### Exercise brief
Repeat every line below exactly, word for word.

---*---

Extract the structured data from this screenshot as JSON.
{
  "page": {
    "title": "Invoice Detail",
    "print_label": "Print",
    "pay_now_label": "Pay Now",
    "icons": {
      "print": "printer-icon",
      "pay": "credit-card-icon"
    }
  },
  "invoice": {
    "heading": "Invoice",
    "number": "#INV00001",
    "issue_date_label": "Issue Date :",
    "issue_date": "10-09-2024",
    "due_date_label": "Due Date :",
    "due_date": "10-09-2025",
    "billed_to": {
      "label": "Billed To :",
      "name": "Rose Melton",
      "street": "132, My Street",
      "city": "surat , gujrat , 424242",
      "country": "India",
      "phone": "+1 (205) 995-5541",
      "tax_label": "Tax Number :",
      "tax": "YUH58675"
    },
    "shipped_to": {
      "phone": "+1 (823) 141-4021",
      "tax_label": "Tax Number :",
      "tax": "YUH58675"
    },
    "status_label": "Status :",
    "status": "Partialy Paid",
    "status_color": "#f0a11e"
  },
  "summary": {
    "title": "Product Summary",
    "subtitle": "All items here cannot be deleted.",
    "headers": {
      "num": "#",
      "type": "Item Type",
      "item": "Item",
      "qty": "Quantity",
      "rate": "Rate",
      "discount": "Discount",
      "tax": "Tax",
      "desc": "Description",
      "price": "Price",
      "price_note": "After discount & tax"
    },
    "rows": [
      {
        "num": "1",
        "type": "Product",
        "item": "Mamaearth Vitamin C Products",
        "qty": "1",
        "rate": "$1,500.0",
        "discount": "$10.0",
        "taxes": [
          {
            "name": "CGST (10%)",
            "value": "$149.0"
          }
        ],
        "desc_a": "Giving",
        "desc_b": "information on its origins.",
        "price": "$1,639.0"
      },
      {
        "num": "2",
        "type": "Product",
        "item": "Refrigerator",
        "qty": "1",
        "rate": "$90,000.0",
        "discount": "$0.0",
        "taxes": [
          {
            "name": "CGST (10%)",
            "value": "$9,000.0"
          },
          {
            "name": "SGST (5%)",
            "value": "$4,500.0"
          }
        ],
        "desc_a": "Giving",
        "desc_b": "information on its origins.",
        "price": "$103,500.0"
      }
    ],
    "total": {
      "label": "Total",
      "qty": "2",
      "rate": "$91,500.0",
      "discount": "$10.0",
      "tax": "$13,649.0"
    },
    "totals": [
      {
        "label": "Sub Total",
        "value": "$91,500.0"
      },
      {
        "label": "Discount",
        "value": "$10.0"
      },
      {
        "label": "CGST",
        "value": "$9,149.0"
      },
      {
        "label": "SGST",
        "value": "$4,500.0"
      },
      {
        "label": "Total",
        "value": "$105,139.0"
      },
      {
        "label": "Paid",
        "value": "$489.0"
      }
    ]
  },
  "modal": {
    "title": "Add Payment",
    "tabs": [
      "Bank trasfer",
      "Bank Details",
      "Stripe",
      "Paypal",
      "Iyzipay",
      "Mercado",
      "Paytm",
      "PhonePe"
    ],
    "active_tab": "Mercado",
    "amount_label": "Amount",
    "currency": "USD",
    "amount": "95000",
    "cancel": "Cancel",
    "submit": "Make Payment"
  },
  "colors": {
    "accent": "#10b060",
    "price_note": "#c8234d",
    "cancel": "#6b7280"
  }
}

---*---

### Completed task
Extract the structured data from this screenshot as JSON.
{
  "page": {
    "title": "Invoice Detail",
    "print_label": "Print",
    "pay_now_label": "Pay Now",
    "icons": {
      "print": "printer-icon",
      "pay": "credit-card-icon"
    }
  },
  "invoice": {
    "heading": "Invoice",
    "number": "#INV00001",
    "issue_date_label": "Issue Date :",
    "issue_date": "10-09-2024",
    "due_date_label": "Due Date :",
    "due_date": "10-09-2025",
    "billed_to": {
      "label": "Billed To :",
      "name": "Rose Melton",
      "street": "132, My Street",
      "city": "surat , gujrat , 424242",
      "country": "India",
      "phone": "+1 (205) 995-5541",
      "tax_label": "Tax Number :",
      "tax": "YUH58675"
    },
    "shipped_to": {
      "phone": "+1 (823) 141-4021",
      "tax_label": "Tax Number :",
      "tax": "YUH58675"
    },
    "status_label": "Status :",
    "status": "Partialy Paid",
    "status_color": "#f0a11e"
  },
  "summary": {
    "title": "Product Summary",
    "subtitle": "All items here cannot be deleted.",
    "headers": {
      "num": "#",
      "type": "Item Type",
      "item": "Item",
      "qty": "Quantity",
      "rate": "Rate",
      "discount": "Discount",
      "tax": "Tax",
      "desc": "Description",
      "price": "Price",
      "price_note": "After discount & tax"
    },
    "rows": [
      {
        "num": "1",
        "type": "Product",
        "item": "Mamaearth Vitamin C Products",
        "qty": "1",
        "rate": "$1,500.0",
        "discount": "$10.0",
        "taxes": [
          {
            "name": "CGST (10%)",
            "value": "$149.0"
          }
        ],
        "desc_a": "Giving",
        "desc_b": "information on its origins.",
        "price": "$1,639.0"
      },
      {
        "num": "2",
        "type": "Product",
        "item": "Refrigerator",
        "qty": "1",
        "rate": "$90,000.0",
        "discount": "$0.0",
        "taxes": [
          {
            "name": "CGST (10%)",
            "value": "$9,000.0"
          },
          {
            "name": "SGST (5%)",
            "value": "$4,500.0"
          }
        ],
        "desc_a": "Giving",
        "desc_b": "information on its origins.",
        "price": "$103,500.0"
      }
    ],
    "total": {
      "label": "Total",
      "qty": "2",
      "rate": "$91,500.0",
      "discount": "$10.0",
      "tax": "$13,649.0"
    },
    "totals": [
      {
        "label": "Sub Total",
        "value": "$91,500.0"
      },
      {
        "label": "Discount",
        "value": "$10.0"
      },
      {
        "label": "CGST",
        "value": "$9,149.0"
      },
      {
        "label": "SGST",
        "value": "$4,500.0"
      },
      {
        "label": "Total",
        "value": "$105,139.0"
      },
      {
        "label": "Paid",
        "value": "$489.0"
      }
    ]
  },
  "modal": {
    "title": "Add Payment",
    "tabs": [
      "Bank trasfer",
      "Bank Details",
      "Stripe",
      "Paypal",
      "Iyzipay",
      "Mercado",
      "Paytm",
      "PhonePe"
    ],
    "active_tab": "Mercado",
    "amount_label": "Amount",
    "currency": "USD",
    "amount": "95000",
    "cancel": "Cancel",
    "submit": "Make Payment"
  },
  "colors": {
    "accent": "#10b060",
    "price_note": "#c8234d",
    "cancel": "#6b7280"
  }
}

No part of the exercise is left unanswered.